Collect all lines from the listing that include the string "规范解答".

**PROVIDED DATA**
•••••

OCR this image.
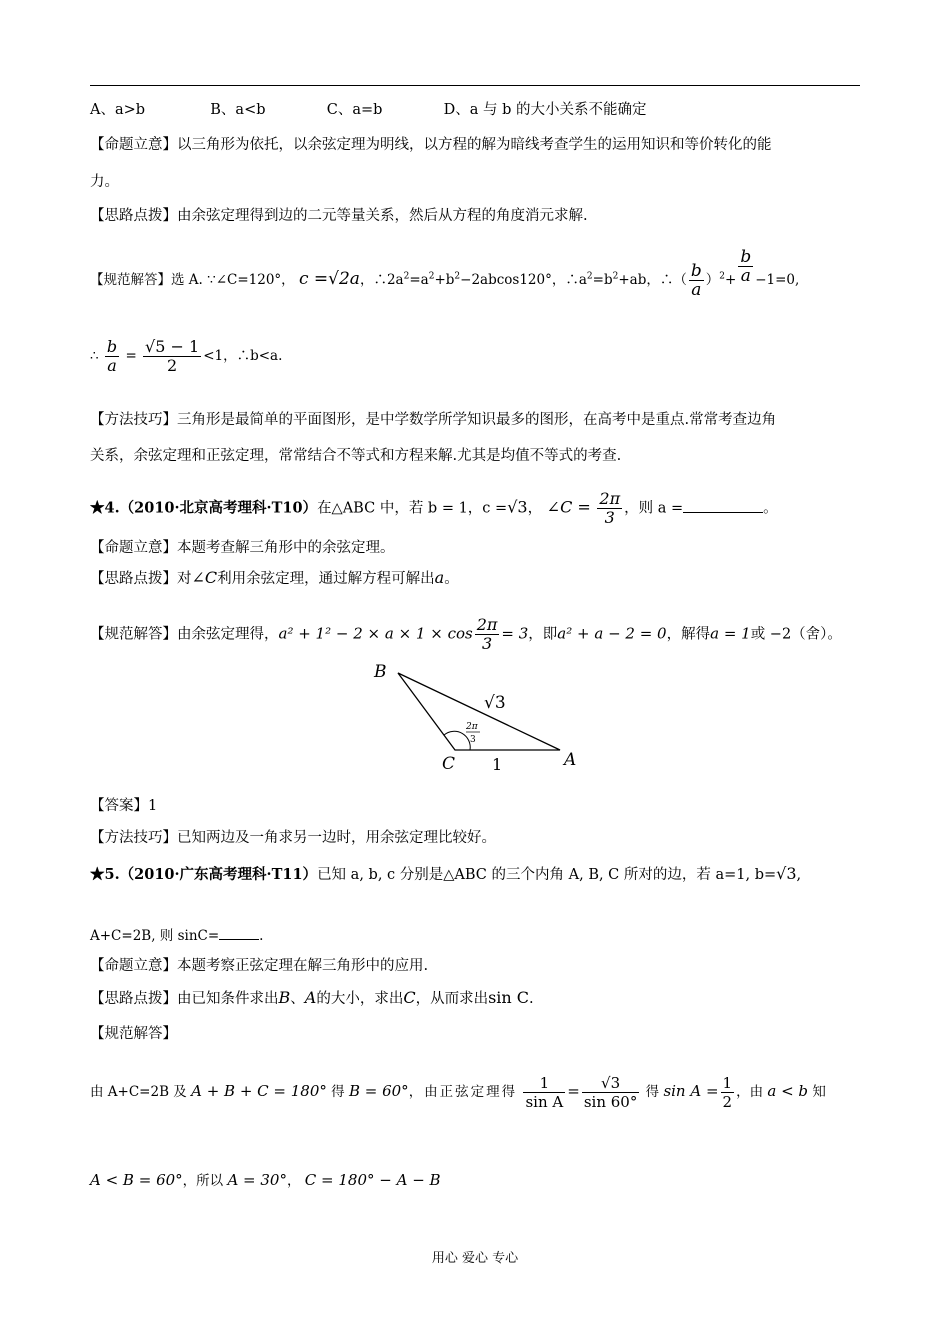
A、a>b	B、a<b	C、a=b	D、a 与 b 的大小关系不能确定
【命题立意】以三角形为依托，以余弦定理为明线，以方程的解为暗线考查学生的运用知识和等价转化的能
力。
【思路点拨】由余弦定理得到边的二元等量关系，然后从方程的角度消元求解.
【规范解答】选 A. ∵∠C=120°， c =√2a，$\therefore 2a^2=a^2+b^2-2abcos120^\circ$，$\therefore a^2=b^2+ab$，∴（ $\frac{b}{a} )^2+ \frac{b}{a} -1=0$,
∴ $\frac{b}{a} = \frac{√5 - 1}{2} <1$，∴b<a.
【方法技巧】三角形是最简单的平面图形，是中学数学所学知识最多的图形，在高考中是重点.常常考查边角
关系，余弦定理和正弦定理，常常结合不等式和方程来解.尤其是均值不等式的考查.
★4.（2010·北京高考理科·T10）在△ABC 中，若 b = 1，c =√3， ∠C = $\frac{2\pi}{3}$ ，则 a =	。
【命题立意】本题考查解三角形中的余弦定理。
【思路点拨】对∠C利用余弦定理，通过解方程可解出a。
【规范解答】由余弦定理得，$a^2 + 1^2 - 2 \times a \times 1 \times \cos \frac{2\pi}{3} = 3$，即a² + a − 2 = 0，解得a = 1或 −2（舍）。
B
C	A
√3
1
2π
3
【答案】1
【方法技巧】已知两边及一角求另一边时，用余弦定理比较好。
★5.（2010·广东高考理科·T11）已知 a, b, c 分别是△ABC 的三个内角 A, B, C 所对的边，若 a=1, b=√3,
A+C=2B, 则 sinC=	.
【命题立意】本题考察正弦定理在解三角形中的应用.
【思路点拨】由已知条件求出B、A的大小，求出C，从而求出sin C.
【规范解答】
由 A+C=2B 及 A + B + C = 180° 得 B = 60°，由正弦定理得 $\frac{1}{\text{sin A}} = \frac{√3}{\sin 60^\circ}$ 得 $\sin A = \frac{1}{2}$ ，由 a < b 知
A < B = 60°，所以 A = 30°， C = 180° − A − B
用心 爱心 专心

•••••

**COMPLETED TASK**
【规范解答】选 A. ∵∠C=120°， c =√2a，$\therefore 2a^2=a^2+b^2-2abcos120^\circ$，$\therefore a^2=b^2+ab$，∴（ $\frac{b}{a} )^2+ \frac{b}{a} -1=0$,
【规范解答】由余弦定理得，$a^2 + 1^2 - 2 \times a \times 1 \times \cos \frac{2\pi}{3} = 3$，即a² + a − 2 = 0，解得a = 1或 −2（舍）。
【规范解答】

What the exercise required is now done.